### What you will do
Extract every line that contains the string "type".

[START]

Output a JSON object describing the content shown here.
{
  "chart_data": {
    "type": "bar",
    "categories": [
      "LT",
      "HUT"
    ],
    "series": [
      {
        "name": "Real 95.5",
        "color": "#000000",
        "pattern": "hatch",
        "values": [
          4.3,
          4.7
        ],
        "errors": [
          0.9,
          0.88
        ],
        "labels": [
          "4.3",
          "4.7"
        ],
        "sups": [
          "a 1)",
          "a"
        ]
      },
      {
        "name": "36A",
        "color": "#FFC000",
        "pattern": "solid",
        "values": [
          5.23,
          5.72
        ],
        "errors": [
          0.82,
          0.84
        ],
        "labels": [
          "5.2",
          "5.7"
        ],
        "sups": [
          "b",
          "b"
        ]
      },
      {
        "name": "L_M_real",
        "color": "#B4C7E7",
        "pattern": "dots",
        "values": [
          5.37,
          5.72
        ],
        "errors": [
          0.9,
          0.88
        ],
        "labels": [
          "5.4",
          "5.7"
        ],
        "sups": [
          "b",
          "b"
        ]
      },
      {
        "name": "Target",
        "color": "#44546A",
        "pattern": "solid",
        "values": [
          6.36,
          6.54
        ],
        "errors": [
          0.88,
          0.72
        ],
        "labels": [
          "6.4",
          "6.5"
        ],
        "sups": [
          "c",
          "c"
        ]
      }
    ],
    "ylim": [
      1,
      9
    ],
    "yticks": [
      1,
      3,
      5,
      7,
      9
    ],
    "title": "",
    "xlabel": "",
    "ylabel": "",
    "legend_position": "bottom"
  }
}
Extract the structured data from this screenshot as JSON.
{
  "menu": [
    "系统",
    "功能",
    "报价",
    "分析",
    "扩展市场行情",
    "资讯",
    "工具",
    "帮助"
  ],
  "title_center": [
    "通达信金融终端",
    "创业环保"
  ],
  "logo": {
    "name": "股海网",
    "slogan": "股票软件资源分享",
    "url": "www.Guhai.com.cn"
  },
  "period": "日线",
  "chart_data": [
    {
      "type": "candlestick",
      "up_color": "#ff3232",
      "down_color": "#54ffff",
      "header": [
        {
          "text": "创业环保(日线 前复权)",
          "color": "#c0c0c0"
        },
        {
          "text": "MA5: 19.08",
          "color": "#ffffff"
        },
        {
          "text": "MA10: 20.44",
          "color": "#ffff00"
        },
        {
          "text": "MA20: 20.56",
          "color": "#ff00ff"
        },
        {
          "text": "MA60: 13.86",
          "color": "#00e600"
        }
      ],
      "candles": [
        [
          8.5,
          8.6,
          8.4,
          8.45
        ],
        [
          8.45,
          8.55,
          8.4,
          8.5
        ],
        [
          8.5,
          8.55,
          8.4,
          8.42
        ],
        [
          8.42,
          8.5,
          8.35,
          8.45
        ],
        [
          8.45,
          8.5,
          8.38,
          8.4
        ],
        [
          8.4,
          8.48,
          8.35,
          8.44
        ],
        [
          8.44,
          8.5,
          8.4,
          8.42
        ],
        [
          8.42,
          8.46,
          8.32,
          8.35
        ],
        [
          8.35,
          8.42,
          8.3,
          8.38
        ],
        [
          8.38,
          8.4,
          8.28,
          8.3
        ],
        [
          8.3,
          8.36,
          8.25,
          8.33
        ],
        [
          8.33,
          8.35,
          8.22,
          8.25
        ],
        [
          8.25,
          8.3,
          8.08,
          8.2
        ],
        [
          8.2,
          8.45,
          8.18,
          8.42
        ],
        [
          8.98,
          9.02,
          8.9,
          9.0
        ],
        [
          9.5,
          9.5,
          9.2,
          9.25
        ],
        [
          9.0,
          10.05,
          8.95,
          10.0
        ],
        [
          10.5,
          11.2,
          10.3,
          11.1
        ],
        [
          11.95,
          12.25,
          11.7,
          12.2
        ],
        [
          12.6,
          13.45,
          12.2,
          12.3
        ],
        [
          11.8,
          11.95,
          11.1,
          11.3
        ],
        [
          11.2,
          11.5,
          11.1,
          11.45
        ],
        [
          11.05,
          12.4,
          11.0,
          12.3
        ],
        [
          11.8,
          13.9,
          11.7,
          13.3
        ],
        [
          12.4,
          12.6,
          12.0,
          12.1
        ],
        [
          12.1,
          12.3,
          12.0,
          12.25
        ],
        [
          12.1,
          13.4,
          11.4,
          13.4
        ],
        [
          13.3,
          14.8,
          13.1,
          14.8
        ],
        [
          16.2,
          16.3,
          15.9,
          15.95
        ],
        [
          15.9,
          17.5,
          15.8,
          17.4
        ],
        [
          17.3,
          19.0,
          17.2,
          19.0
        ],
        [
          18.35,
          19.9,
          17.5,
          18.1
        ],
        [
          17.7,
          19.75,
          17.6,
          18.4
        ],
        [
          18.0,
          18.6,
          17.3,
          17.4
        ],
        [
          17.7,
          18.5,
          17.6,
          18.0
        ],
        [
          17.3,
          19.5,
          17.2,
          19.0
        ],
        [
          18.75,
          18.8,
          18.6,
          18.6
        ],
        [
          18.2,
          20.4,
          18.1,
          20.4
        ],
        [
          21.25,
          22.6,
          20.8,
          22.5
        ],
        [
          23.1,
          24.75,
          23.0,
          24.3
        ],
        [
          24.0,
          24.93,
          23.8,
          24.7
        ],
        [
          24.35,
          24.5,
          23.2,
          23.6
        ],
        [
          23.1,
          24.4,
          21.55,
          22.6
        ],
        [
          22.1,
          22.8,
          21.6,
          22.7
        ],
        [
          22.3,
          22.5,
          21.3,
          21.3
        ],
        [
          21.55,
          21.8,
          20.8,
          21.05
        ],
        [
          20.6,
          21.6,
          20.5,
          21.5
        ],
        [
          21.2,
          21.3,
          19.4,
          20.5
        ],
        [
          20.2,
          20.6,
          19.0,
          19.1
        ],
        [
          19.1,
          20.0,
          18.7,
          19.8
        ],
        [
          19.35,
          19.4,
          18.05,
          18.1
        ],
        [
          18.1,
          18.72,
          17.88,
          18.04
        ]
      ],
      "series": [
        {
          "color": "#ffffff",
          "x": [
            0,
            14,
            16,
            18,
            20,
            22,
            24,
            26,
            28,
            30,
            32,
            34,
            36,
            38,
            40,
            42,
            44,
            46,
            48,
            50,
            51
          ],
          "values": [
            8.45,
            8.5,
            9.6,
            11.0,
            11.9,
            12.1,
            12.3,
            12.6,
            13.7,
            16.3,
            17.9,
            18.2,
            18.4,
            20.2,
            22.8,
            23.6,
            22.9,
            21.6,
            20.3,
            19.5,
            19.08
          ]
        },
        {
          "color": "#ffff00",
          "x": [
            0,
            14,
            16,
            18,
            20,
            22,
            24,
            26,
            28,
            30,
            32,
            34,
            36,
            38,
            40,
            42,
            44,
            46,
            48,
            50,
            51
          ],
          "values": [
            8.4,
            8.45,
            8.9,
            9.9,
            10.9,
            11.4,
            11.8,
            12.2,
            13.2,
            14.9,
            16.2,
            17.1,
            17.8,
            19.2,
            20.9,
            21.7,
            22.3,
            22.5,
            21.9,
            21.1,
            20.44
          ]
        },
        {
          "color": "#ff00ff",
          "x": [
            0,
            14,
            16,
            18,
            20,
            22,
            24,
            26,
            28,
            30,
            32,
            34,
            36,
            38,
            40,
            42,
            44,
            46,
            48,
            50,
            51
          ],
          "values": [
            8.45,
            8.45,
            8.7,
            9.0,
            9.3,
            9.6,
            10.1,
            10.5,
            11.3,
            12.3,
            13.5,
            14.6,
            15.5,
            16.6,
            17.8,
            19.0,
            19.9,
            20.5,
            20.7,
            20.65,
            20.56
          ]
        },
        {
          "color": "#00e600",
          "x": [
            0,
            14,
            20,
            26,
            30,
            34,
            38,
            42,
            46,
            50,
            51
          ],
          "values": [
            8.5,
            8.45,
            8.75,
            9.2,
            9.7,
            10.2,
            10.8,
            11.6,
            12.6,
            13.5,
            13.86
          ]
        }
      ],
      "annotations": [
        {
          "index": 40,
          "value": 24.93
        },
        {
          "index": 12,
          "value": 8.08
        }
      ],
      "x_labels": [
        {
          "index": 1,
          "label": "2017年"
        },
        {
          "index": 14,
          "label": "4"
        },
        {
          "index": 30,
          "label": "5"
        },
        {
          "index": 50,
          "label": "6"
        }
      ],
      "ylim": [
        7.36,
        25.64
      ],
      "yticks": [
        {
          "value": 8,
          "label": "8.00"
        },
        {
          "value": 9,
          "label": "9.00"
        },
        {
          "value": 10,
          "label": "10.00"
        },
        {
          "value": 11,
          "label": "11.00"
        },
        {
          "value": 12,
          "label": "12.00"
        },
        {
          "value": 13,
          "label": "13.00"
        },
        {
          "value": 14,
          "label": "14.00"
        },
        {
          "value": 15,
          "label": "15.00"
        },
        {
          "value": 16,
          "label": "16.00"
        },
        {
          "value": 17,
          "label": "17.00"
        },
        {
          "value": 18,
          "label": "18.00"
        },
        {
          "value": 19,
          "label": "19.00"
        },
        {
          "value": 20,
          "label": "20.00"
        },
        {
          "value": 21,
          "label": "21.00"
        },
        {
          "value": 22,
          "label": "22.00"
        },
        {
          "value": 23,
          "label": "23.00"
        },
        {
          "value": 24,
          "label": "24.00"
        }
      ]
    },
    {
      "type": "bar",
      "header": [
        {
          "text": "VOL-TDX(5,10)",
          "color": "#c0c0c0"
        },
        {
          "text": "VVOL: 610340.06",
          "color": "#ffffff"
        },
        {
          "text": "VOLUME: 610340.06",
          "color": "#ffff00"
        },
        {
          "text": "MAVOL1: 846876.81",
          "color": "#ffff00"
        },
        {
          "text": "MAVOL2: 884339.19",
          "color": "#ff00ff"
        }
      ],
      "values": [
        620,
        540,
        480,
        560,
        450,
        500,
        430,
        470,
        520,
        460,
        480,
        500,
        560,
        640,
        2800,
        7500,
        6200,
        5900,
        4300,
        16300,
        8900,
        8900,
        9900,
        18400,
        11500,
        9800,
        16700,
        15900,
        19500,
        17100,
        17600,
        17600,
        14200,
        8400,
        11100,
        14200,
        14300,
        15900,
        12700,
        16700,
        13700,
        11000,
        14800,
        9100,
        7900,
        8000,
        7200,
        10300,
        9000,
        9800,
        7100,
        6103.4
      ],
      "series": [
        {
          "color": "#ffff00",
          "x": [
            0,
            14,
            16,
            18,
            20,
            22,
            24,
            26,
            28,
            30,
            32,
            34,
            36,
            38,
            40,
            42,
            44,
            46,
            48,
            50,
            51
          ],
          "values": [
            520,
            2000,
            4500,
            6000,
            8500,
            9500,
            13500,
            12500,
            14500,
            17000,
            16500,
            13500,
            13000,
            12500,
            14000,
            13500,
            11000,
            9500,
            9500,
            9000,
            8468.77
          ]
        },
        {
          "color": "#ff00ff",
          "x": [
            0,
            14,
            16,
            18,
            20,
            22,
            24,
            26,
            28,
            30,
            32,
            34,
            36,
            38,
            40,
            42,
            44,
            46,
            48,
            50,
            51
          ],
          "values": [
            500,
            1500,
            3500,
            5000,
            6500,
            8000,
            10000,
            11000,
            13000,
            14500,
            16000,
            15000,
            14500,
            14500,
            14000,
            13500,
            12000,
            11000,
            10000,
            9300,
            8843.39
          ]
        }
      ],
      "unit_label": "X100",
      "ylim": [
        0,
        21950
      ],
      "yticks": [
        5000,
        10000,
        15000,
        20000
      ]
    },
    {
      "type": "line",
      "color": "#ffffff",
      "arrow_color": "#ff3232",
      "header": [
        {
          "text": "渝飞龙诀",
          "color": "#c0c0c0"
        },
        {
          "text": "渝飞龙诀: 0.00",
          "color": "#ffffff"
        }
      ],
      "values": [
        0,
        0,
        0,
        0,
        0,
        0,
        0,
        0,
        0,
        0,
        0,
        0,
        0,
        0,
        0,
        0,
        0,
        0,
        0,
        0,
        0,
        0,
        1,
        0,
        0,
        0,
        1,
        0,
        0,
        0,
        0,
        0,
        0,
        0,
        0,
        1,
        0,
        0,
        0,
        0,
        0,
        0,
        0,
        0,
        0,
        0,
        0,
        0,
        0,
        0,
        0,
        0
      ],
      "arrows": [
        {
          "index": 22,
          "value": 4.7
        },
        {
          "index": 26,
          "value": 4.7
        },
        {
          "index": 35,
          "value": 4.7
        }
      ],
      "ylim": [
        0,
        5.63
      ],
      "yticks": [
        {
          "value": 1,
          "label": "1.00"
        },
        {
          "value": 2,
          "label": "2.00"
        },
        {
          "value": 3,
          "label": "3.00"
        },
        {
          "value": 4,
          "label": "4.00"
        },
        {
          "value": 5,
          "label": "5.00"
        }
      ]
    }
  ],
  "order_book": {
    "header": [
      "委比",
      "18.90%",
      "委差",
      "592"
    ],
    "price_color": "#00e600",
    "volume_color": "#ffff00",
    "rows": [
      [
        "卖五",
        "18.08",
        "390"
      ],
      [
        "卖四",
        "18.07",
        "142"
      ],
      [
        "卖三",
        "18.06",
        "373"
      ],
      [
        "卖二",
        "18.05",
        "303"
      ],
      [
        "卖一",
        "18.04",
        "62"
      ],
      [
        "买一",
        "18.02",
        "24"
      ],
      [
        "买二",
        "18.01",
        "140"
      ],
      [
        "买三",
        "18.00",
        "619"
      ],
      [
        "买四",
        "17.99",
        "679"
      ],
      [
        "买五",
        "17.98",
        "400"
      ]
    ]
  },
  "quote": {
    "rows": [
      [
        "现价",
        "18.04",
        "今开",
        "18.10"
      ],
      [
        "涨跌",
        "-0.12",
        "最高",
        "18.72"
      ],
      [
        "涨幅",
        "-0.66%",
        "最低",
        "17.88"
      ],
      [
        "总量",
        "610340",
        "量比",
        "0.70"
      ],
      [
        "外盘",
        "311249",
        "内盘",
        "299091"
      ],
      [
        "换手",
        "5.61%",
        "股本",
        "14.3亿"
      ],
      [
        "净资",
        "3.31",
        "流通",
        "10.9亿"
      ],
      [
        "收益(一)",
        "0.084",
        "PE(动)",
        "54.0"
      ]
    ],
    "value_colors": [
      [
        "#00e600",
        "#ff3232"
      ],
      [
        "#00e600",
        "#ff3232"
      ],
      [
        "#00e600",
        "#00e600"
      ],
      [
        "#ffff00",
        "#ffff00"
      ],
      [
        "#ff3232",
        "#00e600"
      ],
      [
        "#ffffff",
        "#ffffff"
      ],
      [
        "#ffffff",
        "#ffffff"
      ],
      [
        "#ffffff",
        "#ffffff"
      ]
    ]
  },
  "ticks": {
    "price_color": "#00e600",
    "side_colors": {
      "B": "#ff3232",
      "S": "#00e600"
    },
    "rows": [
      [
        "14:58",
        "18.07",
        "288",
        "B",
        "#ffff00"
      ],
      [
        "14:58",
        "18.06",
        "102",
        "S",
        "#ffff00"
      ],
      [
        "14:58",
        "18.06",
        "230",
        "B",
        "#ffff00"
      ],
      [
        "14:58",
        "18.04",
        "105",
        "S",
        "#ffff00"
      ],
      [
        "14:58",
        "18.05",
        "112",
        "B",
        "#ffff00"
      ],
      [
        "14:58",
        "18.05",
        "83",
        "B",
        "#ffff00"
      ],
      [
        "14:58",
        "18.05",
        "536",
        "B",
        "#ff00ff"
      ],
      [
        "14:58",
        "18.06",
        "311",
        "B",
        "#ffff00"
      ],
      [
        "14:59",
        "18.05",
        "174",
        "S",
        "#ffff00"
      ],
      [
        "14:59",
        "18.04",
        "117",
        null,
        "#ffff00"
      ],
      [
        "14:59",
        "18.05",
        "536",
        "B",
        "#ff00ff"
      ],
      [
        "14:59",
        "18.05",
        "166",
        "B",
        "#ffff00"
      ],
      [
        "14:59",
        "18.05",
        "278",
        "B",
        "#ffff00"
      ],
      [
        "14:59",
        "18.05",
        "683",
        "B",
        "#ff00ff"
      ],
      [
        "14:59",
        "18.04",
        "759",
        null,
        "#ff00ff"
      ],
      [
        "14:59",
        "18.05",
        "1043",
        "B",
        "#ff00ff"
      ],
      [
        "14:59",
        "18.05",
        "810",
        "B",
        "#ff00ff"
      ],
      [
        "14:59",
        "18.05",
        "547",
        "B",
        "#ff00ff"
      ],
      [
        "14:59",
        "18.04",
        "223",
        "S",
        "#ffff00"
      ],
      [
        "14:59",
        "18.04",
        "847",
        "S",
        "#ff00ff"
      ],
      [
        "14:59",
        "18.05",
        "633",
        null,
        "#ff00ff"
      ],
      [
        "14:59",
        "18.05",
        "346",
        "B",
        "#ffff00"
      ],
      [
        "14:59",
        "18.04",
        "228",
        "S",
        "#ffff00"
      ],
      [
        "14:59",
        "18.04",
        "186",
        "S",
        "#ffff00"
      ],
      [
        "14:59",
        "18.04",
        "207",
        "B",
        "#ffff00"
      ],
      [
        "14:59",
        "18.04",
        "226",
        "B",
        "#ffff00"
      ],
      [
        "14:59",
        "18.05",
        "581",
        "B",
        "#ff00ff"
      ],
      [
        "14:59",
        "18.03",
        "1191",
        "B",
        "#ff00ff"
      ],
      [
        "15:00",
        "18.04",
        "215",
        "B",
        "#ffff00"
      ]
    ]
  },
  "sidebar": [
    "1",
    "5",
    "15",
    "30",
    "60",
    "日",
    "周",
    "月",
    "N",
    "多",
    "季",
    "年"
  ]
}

[END]

### Solution to the exercise
    "type": "bar",
      "type": "candlestick",
      "type": "bar",
      "type": "line",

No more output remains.